• INSTRUCTION
Copy each line that holds "page".

== MATERIAL SHOWN

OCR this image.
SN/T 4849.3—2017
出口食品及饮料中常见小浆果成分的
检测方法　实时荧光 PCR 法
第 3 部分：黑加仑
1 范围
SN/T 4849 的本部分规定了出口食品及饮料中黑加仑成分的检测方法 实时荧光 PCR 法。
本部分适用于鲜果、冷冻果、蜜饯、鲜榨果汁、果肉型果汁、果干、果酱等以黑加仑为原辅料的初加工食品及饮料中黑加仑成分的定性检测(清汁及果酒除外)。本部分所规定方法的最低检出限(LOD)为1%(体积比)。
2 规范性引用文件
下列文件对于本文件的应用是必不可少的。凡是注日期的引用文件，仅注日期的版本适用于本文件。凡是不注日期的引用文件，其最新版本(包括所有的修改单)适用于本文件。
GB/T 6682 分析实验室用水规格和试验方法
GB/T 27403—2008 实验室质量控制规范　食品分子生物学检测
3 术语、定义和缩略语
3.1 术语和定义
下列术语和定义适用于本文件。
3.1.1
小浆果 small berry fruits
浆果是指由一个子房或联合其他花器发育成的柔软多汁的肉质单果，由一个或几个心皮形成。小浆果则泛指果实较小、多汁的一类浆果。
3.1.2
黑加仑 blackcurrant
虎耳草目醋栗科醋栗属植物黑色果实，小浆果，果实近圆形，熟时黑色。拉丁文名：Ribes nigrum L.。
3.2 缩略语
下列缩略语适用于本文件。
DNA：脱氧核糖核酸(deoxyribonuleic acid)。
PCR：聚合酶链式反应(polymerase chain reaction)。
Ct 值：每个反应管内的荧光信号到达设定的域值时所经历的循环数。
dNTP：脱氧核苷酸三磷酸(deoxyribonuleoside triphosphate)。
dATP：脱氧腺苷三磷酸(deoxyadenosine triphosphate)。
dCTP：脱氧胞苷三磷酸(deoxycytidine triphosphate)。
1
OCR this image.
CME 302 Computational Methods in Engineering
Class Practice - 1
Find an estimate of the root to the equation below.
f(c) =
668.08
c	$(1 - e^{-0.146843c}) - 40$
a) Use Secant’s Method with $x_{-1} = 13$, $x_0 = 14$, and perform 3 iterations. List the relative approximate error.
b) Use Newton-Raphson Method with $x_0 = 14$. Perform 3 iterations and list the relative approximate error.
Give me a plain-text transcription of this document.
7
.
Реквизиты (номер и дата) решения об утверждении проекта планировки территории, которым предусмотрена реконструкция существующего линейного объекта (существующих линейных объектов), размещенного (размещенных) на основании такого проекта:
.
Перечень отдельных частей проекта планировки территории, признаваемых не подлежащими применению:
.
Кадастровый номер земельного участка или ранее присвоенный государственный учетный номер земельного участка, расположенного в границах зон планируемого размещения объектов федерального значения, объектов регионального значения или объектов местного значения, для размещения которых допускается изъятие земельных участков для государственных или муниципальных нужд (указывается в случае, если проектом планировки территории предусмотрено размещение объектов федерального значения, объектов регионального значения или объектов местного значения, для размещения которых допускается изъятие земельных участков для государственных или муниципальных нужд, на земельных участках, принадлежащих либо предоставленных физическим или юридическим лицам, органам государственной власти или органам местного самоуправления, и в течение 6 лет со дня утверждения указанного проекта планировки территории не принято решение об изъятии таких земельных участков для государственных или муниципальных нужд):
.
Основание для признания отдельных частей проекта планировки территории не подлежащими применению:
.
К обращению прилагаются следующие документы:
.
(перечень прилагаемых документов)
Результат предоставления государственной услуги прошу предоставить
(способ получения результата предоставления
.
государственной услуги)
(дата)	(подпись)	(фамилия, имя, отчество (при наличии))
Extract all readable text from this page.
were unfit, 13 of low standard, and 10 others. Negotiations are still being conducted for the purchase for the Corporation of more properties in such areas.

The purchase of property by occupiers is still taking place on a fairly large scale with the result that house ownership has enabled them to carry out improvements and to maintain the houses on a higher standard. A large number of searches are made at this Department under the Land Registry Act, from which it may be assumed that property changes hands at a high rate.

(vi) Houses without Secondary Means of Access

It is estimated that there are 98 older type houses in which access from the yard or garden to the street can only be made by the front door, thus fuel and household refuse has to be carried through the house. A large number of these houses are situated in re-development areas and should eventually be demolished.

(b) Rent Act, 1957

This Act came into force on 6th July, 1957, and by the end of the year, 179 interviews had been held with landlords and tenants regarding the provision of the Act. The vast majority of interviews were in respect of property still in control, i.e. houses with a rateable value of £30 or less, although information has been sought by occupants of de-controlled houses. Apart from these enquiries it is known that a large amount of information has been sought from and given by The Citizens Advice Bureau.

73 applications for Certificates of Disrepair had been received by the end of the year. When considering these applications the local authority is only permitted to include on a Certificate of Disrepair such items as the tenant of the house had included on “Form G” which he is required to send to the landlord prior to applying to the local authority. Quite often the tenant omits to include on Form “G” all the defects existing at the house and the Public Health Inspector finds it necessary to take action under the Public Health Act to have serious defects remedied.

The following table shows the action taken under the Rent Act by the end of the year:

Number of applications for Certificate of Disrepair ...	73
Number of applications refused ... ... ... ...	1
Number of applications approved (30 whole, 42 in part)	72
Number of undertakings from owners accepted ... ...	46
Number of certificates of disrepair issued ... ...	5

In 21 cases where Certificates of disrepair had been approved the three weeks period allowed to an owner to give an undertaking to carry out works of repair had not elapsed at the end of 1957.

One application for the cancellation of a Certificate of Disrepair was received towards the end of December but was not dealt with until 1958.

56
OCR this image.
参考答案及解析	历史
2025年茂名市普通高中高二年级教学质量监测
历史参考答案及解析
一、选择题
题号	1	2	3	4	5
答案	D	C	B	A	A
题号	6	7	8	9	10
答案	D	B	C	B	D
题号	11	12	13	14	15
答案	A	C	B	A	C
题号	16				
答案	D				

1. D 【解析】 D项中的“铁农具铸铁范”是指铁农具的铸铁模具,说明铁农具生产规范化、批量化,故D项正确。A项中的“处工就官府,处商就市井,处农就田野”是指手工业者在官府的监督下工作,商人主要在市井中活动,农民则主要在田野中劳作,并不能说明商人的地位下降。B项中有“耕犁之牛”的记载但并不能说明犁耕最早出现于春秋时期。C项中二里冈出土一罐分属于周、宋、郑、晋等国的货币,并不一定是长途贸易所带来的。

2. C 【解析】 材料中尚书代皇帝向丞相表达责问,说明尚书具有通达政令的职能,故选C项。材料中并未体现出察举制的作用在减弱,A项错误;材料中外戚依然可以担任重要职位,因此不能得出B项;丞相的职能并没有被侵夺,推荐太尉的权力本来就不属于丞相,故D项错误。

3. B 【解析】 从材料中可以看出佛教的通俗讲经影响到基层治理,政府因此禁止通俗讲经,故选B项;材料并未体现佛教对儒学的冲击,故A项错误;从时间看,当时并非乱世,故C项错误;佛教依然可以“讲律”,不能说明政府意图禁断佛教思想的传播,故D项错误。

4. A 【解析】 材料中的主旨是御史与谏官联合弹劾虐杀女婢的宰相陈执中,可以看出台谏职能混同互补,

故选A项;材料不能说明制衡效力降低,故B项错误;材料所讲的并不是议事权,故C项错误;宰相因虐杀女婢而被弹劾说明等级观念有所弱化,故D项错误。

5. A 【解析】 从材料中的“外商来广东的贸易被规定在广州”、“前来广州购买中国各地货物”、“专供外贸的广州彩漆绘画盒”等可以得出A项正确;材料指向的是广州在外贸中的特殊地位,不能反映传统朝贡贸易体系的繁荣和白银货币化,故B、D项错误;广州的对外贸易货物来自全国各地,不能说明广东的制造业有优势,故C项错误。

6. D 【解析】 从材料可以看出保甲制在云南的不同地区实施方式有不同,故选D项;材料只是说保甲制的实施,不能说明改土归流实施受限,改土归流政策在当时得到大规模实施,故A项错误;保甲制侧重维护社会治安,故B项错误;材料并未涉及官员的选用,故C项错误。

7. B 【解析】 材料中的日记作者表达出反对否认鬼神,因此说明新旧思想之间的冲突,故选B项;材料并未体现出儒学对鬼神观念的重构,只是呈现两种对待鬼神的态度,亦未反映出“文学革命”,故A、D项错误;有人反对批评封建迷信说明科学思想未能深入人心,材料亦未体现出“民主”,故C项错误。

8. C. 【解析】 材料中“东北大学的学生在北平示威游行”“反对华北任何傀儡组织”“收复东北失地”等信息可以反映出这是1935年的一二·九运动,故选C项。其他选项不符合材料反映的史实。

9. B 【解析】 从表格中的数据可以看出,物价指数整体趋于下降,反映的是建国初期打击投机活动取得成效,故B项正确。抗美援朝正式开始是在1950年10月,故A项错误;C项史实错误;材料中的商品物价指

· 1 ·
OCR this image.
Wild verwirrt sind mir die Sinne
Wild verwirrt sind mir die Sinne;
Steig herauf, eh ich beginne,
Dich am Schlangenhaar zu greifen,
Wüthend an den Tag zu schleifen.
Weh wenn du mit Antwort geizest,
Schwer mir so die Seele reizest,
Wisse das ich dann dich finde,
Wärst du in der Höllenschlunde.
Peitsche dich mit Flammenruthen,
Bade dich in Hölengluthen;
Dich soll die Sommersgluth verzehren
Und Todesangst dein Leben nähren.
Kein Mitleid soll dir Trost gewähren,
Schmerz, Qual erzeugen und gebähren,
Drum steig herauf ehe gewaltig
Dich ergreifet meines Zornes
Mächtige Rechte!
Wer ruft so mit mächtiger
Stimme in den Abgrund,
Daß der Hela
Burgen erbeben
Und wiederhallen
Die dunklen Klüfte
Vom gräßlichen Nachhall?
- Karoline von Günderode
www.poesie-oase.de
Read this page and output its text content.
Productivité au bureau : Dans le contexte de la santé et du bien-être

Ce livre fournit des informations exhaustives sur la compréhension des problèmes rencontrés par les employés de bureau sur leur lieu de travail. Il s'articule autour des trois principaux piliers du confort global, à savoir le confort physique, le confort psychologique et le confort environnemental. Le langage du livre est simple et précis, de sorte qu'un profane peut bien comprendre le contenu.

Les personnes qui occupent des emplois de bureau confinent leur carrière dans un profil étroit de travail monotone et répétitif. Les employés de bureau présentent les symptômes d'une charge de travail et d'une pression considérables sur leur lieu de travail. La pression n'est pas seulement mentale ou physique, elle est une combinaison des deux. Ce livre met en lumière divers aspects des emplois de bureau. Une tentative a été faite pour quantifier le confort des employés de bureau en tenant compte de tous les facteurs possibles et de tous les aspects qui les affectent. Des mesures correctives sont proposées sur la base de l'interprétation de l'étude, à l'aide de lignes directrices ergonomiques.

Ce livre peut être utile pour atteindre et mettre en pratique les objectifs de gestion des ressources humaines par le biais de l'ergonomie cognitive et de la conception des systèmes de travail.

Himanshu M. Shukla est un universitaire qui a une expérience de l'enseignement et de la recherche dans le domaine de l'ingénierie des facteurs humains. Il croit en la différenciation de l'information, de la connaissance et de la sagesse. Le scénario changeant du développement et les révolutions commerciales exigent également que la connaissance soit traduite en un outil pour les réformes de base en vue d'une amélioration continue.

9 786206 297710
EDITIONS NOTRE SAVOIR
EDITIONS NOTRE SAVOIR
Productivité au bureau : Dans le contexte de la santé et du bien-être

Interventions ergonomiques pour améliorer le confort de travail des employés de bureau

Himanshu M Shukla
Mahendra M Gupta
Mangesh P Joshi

====

• OUTPUT OF THE TASK
Extract all readable text from this page.
Read this page and output its text content.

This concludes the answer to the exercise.